━━ STORED DATA ━━
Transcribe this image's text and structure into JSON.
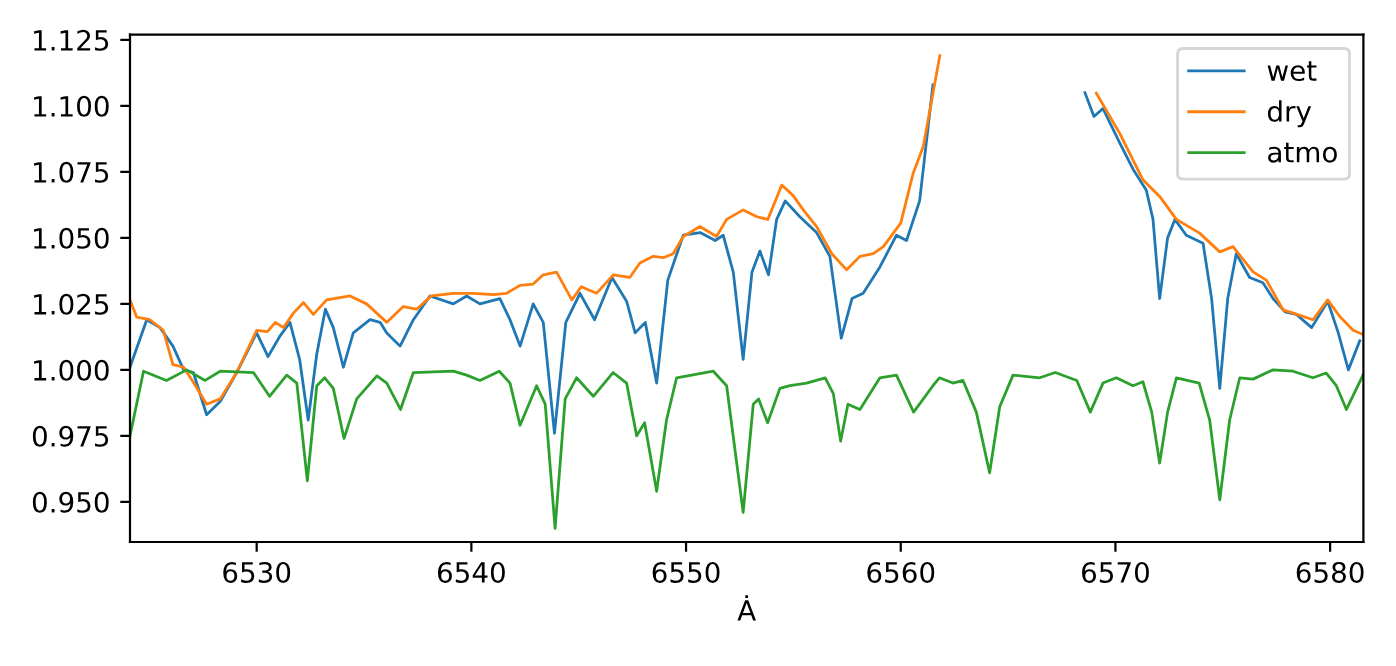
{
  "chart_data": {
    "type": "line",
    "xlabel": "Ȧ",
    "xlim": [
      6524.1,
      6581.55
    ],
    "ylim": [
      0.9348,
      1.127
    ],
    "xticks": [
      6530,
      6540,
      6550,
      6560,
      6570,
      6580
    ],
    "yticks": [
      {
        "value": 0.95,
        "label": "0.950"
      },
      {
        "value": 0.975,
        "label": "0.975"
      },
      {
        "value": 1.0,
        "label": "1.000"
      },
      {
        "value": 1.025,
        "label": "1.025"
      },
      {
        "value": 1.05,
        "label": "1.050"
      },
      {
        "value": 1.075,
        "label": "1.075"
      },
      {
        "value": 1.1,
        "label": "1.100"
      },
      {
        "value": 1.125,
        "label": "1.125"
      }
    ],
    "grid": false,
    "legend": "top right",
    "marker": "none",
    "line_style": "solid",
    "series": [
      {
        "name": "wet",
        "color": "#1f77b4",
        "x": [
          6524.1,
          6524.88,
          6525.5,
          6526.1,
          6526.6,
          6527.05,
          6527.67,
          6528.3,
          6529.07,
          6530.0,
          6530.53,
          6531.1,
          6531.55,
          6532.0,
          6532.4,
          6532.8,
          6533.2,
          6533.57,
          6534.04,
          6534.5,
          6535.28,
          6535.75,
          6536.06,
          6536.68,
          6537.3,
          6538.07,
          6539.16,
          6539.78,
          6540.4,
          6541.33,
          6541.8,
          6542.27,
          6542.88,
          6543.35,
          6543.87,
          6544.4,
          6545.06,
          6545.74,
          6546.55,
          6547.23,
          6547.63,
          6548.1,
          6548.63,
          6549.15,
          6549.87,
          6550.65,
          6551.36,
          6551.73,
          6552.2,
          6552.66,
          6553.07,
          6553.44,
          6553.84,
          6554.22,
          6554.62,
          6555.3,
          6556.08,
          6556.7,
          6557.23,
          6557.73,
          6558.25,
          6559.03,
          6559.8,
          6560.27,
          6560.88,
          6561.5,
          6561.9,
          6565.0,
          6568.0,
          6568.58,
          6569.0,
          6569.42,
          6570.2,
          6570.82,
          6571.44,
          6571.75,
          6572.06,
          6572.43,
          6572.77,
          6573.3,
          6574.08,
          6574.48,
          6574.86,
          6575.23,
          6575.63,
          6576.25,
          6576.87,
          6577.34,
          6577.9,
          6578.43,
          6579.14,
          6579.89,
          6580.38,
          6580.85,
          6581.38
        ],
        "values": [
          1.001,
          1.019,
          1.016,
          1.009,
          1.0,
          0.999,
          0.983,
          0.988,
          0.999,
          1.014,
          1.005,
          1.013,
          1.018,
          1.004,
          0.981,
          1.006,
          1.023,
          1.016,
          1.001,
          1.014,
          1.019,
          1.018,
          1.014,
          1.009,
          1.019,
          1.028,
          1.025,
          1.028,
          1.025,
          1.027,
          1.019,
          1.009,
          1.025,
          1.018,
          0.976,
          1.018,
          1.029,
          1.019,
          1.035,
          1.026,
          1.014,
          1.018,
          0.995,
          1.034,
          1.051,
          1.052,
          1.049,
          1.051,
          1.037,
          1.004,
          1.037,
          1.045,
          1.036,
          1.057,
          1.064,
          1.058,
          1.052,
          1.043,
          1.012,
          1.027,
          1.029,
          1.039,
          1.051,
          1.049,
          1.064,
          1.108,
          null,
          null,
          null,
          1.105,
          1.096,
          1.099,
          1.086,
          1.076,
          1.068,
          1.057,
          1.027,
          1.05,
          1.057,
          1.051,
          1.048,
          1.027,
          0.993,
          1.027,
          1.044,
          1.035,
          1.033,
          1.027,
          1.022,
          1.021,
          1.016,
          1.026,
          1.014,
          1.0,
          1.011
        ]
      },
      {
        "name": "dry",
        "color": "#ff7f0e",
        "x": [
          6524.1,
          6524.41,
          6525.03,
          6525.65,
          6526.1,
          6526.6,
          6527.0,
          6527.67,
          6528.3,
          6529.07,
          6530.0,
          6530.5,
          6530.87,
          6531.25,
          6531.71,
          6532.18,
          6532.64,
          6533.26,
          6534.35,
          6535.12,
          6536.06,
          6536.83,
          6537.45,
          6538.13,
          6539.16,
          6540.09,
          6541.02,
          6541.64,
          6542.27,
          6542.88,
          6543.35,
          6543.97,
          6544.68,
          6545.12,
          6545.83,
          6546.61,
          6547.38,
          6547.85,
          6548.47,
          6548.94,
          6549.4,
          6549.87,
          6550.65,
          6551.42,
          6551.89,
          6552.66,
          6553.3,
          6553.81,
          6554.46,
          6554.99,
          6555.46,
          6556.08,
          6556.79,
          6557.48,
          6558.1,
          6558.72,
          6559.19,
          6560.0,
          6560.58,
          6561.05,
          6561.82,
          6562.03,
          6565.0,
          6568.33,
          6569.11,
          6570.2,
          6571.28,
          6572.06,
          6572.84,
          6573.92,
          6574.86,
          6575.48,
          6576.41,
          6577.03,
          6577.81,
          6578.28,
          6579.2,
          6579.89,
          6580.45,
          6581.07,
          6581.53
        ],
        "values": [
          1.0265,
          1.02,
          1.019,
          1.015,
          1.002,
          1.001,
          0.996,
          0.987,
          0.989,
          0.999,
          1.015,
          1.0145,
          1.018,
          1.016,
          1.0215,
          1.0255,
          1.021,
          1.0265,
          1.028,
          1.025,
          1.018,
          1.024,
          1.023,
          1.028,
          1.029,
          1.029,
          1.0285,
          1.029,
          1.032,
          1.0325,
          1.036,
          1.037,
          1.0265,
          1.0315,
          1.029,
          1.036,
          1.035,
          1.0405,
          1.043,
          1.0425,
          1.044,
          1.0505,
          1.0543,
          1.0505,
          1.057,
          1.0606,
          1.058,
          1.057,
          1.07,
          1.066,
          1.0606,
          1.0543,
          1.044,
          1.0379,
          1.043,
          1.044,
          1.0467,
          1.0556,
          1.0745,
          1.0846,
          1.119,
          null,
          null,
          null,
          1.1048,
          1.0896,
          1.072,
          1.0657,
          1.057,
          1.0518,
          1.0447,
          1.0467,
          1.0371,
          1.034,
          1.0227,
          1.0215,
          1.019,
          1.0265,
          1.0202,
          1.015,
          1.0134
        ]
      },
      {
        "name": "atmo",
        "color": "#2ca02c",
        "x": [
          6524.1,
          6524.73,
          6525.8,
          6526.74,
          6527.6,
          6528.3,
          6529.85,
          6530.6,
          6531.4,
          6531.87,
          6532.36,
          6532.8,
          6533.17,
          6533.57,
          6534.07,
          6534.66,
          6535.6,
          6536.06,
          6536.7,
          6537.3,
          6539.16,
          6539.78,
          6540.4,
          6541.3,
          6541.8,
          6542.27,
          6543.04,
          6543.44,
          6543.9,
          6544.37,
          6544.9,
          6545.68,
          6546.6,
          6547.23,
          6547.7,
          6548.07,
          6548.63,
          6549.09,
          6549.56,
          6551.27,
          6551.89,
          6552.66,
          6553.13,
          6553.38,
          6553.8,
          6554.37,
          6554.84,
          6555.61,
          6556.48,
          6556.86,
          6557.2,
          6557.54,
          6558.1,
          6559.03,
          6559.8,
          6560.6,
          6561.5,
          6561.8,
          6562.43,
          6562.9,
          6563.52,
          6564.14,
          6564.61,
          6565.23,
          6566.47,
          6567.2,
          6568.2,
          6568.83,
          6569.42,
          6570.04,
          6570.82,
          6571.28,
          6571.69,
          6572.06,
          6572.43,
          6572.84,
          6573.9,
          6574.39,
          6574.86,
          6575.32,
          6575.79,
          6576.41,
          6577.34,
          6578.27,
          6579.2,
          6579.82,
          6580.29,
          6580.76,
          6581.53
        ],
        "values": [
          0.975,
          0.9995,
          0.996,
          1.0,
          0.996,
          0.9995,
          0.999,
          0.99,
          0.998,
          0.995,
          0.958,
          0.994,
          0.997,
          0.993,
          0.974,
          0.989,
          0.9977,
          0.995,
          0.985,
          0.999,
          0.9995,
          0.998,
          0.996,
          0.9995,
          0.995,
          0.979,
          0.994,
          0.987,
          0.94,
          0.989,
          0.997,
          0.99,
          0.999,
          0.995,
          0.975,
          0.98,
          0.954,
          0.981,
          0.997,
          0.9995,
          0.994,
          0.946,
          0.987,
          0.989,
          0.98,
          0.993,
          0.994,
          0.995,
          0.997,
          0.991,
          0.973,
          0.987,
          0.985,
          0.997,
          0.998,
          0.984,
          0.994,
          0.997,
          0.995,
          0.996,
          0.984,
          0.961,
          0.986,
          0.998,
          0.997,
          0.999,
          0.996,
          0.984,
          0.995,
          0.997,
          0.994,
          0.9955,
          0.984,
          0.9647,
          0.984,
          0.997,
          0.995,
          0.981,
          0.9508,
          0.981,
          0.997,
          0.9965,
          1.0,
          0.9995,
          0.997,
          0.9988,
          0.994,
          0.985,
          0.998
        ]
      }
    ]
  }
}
━━━
YOUR OBJECTIVE: Give the number of lines in the listing above that contain "color", and nothing else.

SOLUTION: 3